• Written instruction:
From the listing that follows, output everything exactly except the pictures.

• Excerpted records:
______
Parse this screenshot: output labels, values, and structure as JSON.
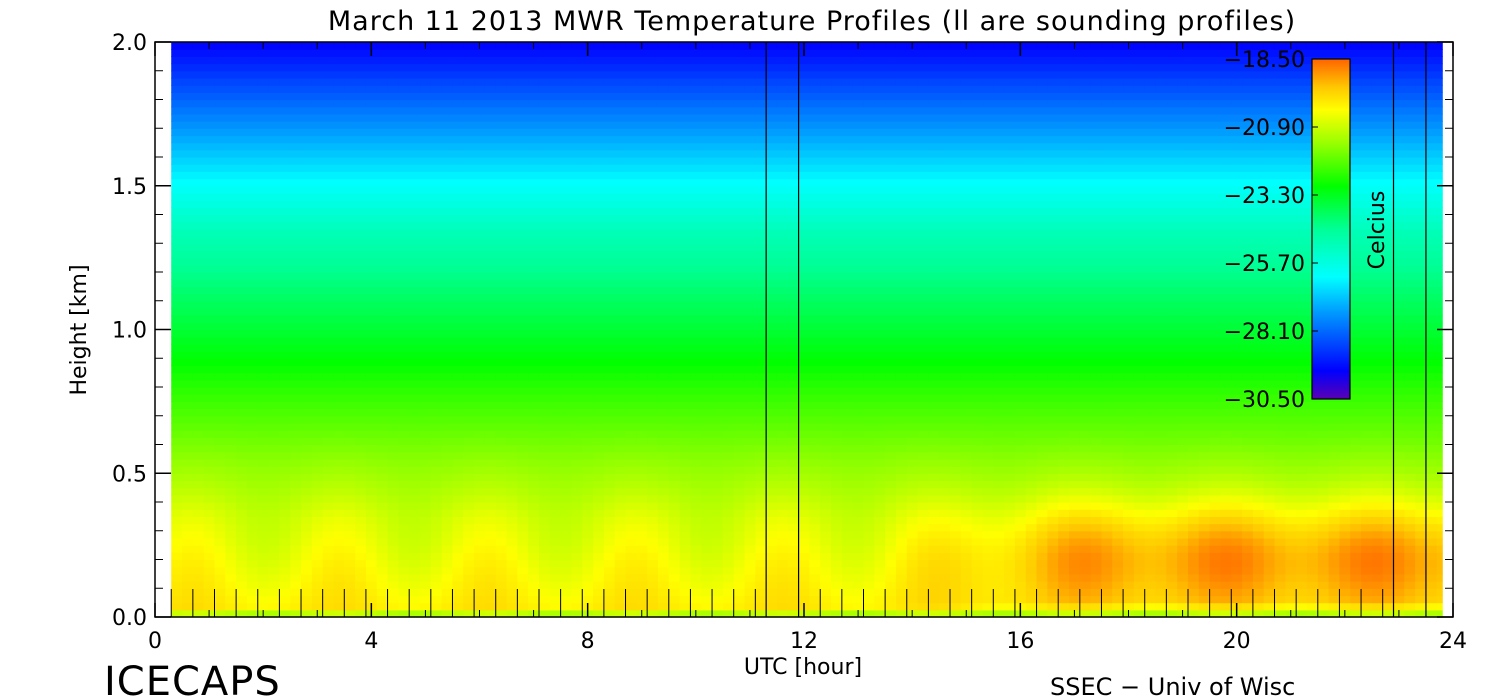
{
  "chart_data": {
    "type": "heatmap",
    "title": "March 11 2013 MWR Temperature Profiles (ll are sounding profiles)",
    "xlabel": "UTC [hour]",
    "ylabel": "Height [km]",
    "xlim": [
      0,
      24
    ],
    "ylim": [
      0,
      2.0
    ],
    "x_ticks": [
      0,
      4,
      8,
      12,
      16,
      20,
      24
    ],
    "x_tick_labels": [
      "0",
      "4",
      "8",
      "12",
      "16",
      "20",
      "24"
    ],
    "y_ticks": [
      0.0,
      0.5,
      1.0,
      1.5,
      2.0
    ],
    "y_tick_labels": [
      "0.0",
      "0.5",
      "1.0",
      "1.5",
      "2.0"
    ],
    "data_x_range": [
      0.3,
      23.8
    ],
    "sounding_profiles_utc": [
      11.3,
      11.9,
      22.9,
      23.5
    ],
    "sample_times_utc": [
      0.3,
      0.7,
      1.1,
      1.5,
      1.9,
      2.3,
      2.7,
      3.1,
      3.5,
      3.9,
      4.3,
      4.7,
      5.1,
      5.5,
      5.9,
      6.3,
      6.7,
      7.1,
      7.5,
      7.9,
      8.3,
      8.7,
      9.1,
      9.5,
      9.9,
      10.3,
      10.7,
      11.1,
      12.3,
      12.7,
      13.1,
      13.5,
      13.9,
      14.3,
      14.7,
      15.1,
      15.5,
      15.9,
      16.3,
      16.7,
      17.1,
      17.5,
      17.9,
      18.3,
      18.7,
      19.1,
      19.5,
      19.9,
      20.3,
      20.7,
      21.1,
      21.5,
      21.9,
      22.3,
      22.7
    ],
    "colorbar": {
      "label": "Celcius",
      "min": -30.5,
      "max": -18.5,
      "tick_values": [
        -18.5,
        -20.9,
        -23.3,
        -25.7,
        -28.1,
        -30.5
      ],
      "tick_labels": [
        "−18.50",
        "−20.90",
        "−23.30",
        "−25.70",
        "−28.10",
        "−30.50"
      ],
      "stops": [
        {
          "v": -30.5,
          "color": "#5a00b4"
        },
        {
          "v": -29.5,
          "color": "#0000ff"
        },
        {
          "v": -27.5,
          "color": "#0096ff"
        },
        {
          "v": -26.2,
          "color": "#00ffff"
        },
        {
          "v": -24.5,
          "color": "#00ff96"
        },
        {
          "v": -23.0,
          "color": "#00ff00"
        },
        {
          "v": -21.5,
          "color": "#96ff00"
        },
        {
          "v": -20.3,
          "color": "#ffff00"
        },
        {
          "v": -19.5,
          "color": "#ffc800"
        },
        {
          "v": -18.5,
          "color": "#ff6400"
        }
      ]
    }
  },
  "footer": {
    "brand": "ICECAPS",
    "credit": "SSEC − Univ of Wisc"
  }
}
______
• Output for this exercise:
Parse this screenshot: output labels, values, and structure as JSON.
{
  "chart_data": {
    "type": "heatmap",
    "title": "March 11 2013 MWR Temperature Profiles (ll are sounding profiles)",
    "xlabel": "UTC [hour]",
    "ylabel": "Height [km]",
    "xlim": [
      0,
      24
    ],
    "ylim": [
      0,
      2.0
    ],
    "x_ticks": [
      0,
      4,
      8,
      12,
      16,
      20,
      24
    ],
    "x_tick_labels": [
      "0",
      "4",
      "8",
      "12",
      "16",
      "20",
      "24"
    ],
    "y_ticks": [
      0.0,
      0.5,
      1.0,
      1.5,
      2.0
    ],
    "y_tick_labels": [
      "0.0",
      "0.5",
      "1.0",
      "1.5",
      "2.0"
    ],
    "data_x_range": [
      0.3,
      23.8
    ],
    "sounding_profiles_utc": [
      11.3,
      11.9,
      22.9,
      23.5
    ],
    "sample_times_utc": [
      0.3,
      0.7,
      1.1,
      1.5,
      1.9,
      2.3,
      2.7,
      3.1,
      3.5,
      3.9,
      4.3,
      4.7,
      5.1,
      5.5,
      5.9,
      6.3,
      6.7,
      7.1,
      7.5,
      7.9,
      8.3,
      8.7,
      9.1,
      9.5,
      9.9,
      10.3,
      10.7,
      11.1,
      12.3,
      12.7,
      13.1,
      13.5,
      13.9,
      14.3,
      14.7,
      15.1,
      15.5,
      15.9,
      16.3,
      16.7,
      17.1,
      17.5,
      17.9,
      18.3,
      18.7,
      19.1,
      19.5,
      19.9,
      20.3,
      20.7,
      21.1,
      21.5,
      21.9,
      22.3,
      22.7
    ],
    "colorbar": {
      "label": "Celcius",
      "min": -30.5,
      "max": -18.5,
      "tick_values": [
        -18.5,
        -20.9,
        -23.3,
        -25.7,
        -28.1,
        -30.5
      ],
      "tick_labels": [
        "−18.50",
        "−20.90",
        "−23.30",
        "−25.70",
        "−28.10",
        "−30.50"
      ],
      "stops": [
        {
          "v": -30.5,
          "color": "#5a00b4"
        },
        {
          "v": -29.5,
          "color": "#0000ff"
        },
        {
          "v": -27.5,
          "color": "#0096ff"
        },
        {
          "v": -26.2,
          "color": "#00ffff"
        },
        {
          "v": -24.5,
          "color": "#00ff96"
        },
        {
          "v": -23.0,
          "color": "#00ff00"
        },
        {
          "v": -21.5,
          "color": "#96ff00"
        },
        {
          "v": -20.3,
          "color": "#ffff00"
        },
        {
          "v": -19.5,
          "color": "#ffc800"
        },
        {
          "v": -18.5,
          "color": "#ff6400"
        }
      ]
    }
  },
  "footer": {
    "brand": "ICECAPS",
    "credit": "SSEC − Univ of Wisc"
  }
}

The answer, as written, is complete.